* [WRITTEN EXERCISE] Please reproduce the items below word for word, from their first line through the line with "data-line [223, 705, 1438, 1018]", including both of those lines. Leave the pictures out of your copy.
○ ○ ○ ○ ○ ○ ○
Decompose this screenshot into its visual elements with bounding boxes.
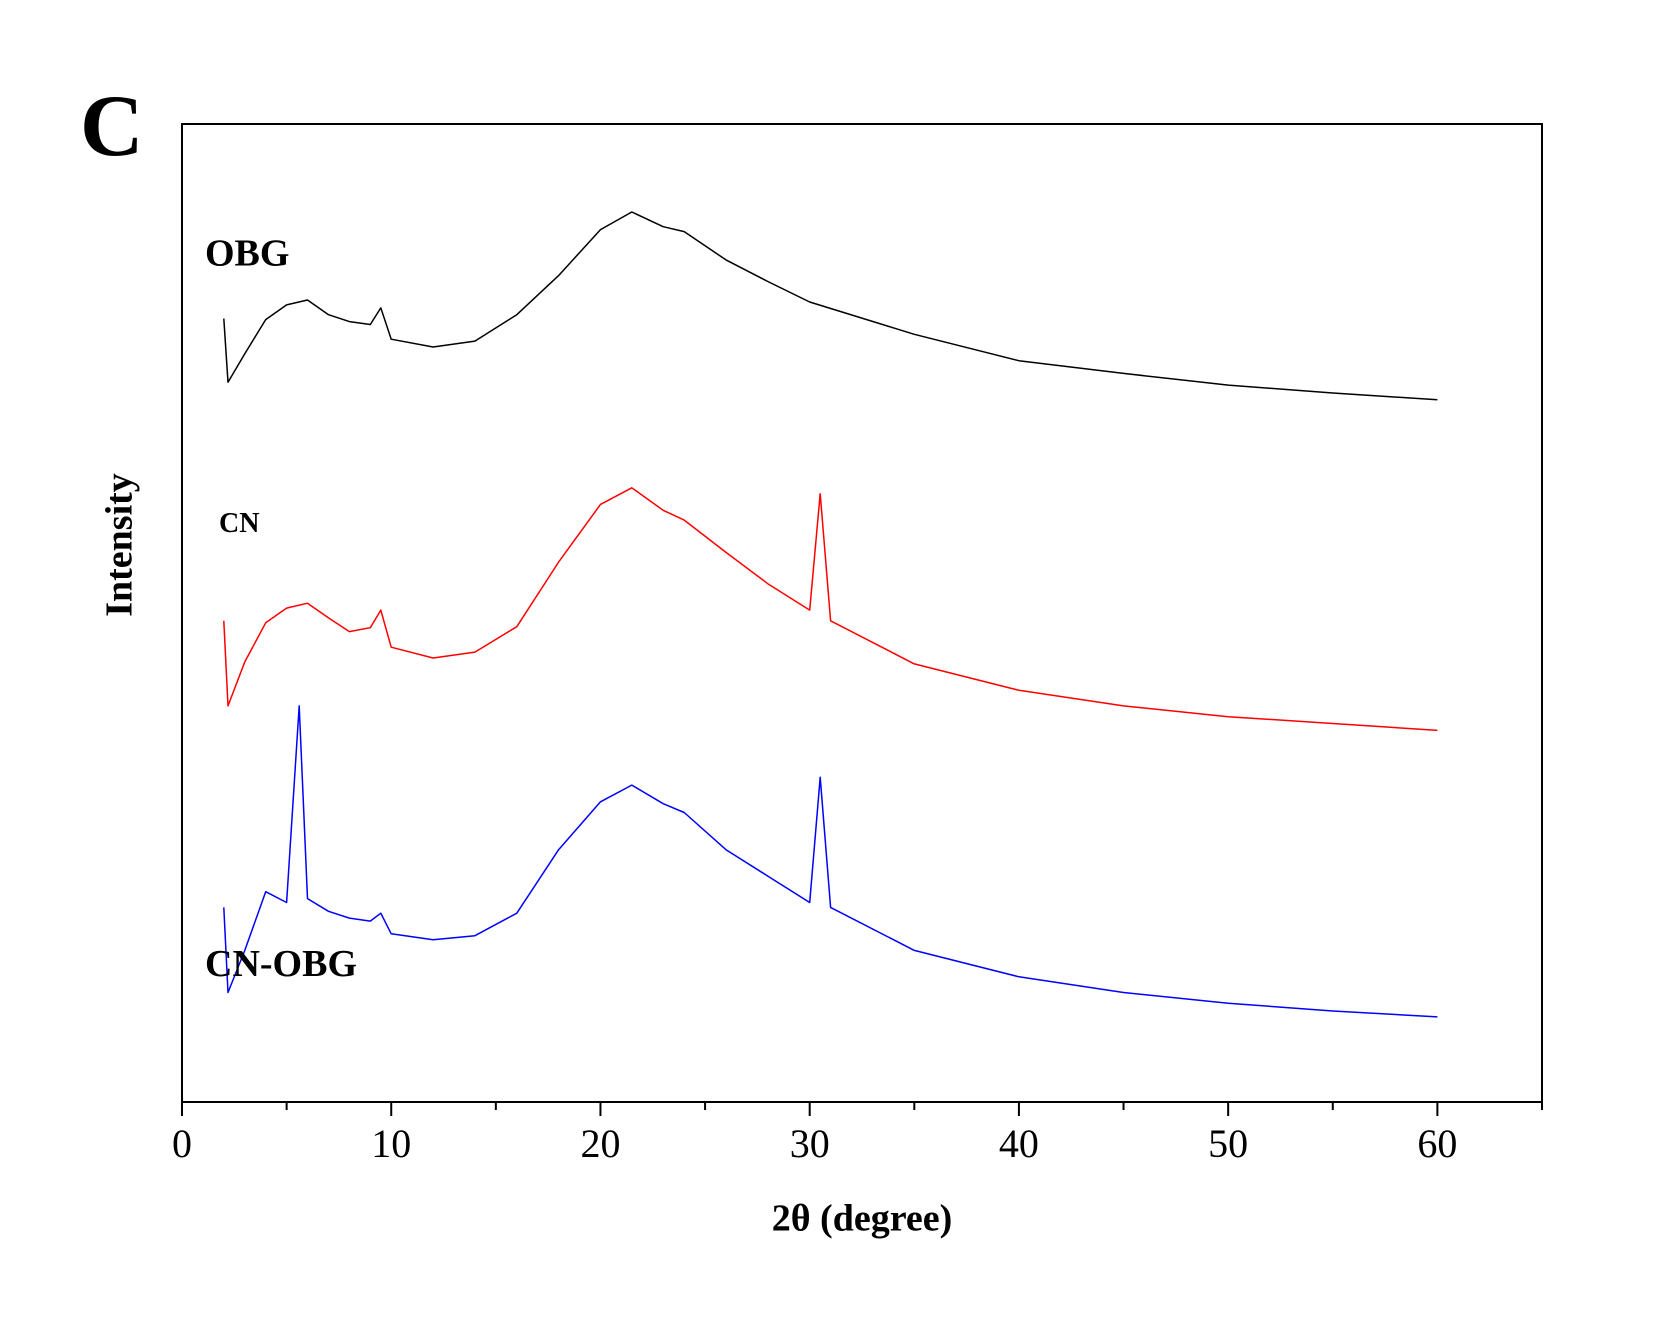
series-label: CN-OBG [205, 943, 357, 985]
x-tick-label: 40 [999, 1121, 1039, 1166]
x-tick-label: 0 [172, 1121, 192, 1166]
y-axis-title: Intensity [99, 473, 141, 617]
x-tick-label: 50 [1208, 1121, 1248, 1166]
x-tick-label: 20 [580, 1121, 620, 1166]
series-label: CN [219, 508, 259, 539]
panel-label: C [80, 78, 144, 175]
x-tick-label: 30 [790, 1121, 830, 1166]
data-line [223, 211, 1438, 401]
series-label: OBG [205, 232, 289, 274]
data-line [223, 487, 1438, 732]
plot-frame [181, 123, 1543, 1103]
x-tick-label: 60 [1417, 1121, 1457, 1166]
x-tick-label: 10 [371, 1121, 411, 1166]
x-axis-title: 2θ (degree) [772, 1198, 953, 1240]
data-line [223, 705, 1438, 1018]
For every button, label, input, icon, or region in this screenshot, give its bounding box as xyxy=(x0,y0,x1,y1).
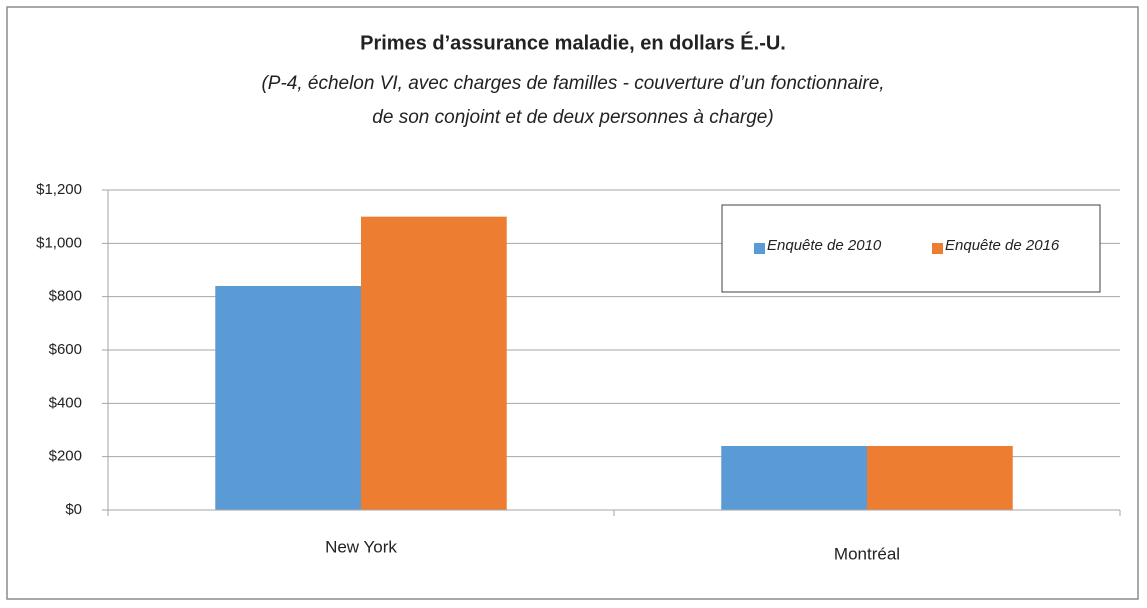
chart-subtitle: (P-4, échelon VI, avec charges de famill… xyxy=(261,73,884,94)
bar xyxy=(867,446,1013,510)
legend-text: Enquête de 2016 xyxy=(945,237,1060,254)
chart-title: Primes d’assurance maladie, en dollars É… xyxy=(360,31,786,54)
y-tick-label: $200 xyxy=(49,448,82,465)
y-tick-label: $1,000 xyxy=(36,234,82,251)
x-tick-label: New York xyxy=(325,537,397,556)
bar xyxy=(215,286,361,510)
y-tick-label: $800 xyxy=(49,288,82,305)
chart-subtitle: de son conjoint et de deux personnes à c… xyxy=(372,107,773,128)
legend-swatch xyxy=(754,243,765,254)
y-tick-label: $600 xyxy=(49,341,82,358)
legend-swatch xyxy=(932,243,943,254)
y-tick-label: $400 xyxy=(49,394,82,411)
bar xyxy=(721,446,867,510)
legend-box xyxy=(721,204,1101,293)
x-tick-label: Montréal xyxy=(834,544,900,563)
legend-text: Enquête de 2010 xyxy=(767,237,882,254)
bar xyxy=(361,216,507,510)
y-tick-label: $0 xyxy=(65,501,82,518)
y-tick-label: $1,200 xyxy=(36,181,82,198)
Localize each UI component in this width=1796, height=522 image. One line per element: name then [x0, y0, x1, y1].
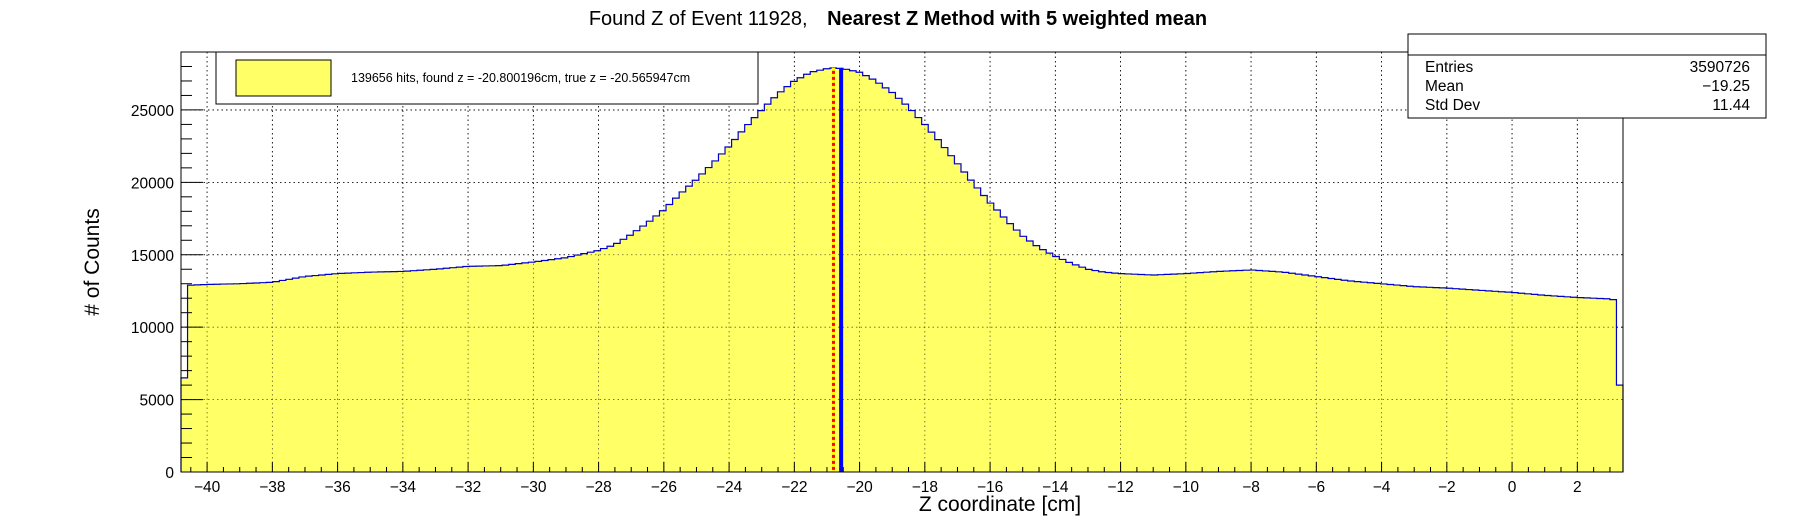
○ ○ ○ ○ ○ ○ ○
* [COMPLETED EXERCISE]
Decompose this screenshot into its visual elements with bounding boxes.
series-label: CN-OBG [205, 943, 357, 985]
x-tick-label: 40 [999, 1121, 1039, 1166]
x-tick-label: 0 [172, 1121, 192, 1166]
y-axis-title: Intensity [99, 473, 141, 617]
x-tick-label: 50 [1208, 1121, 1248, 1166]
x-tick-label: 20 [580, 1121, 620, 1166]
series-label: CN [219, 508, 259, 539]
panel-label: C [80, 78, 144, 175]
x-tick-label: 30 [790, 1121, 830, 1166]
data-line [223, 211, 1438, 401]
series-label: OBG [205, 232, 289, 274]
data-line [223, 487, 1438, 732]
plot-frame [181, 123, 1543, 1103]
x-tick-label: 60 [1417, 1121, 1457, 1166]
x-tick-label: 10 [371, 1121, 411, 1166]
x-axis-title: 2θ (degree) [772, 1198, 953, 1240]
data-line [223, 705, 1438, 1018]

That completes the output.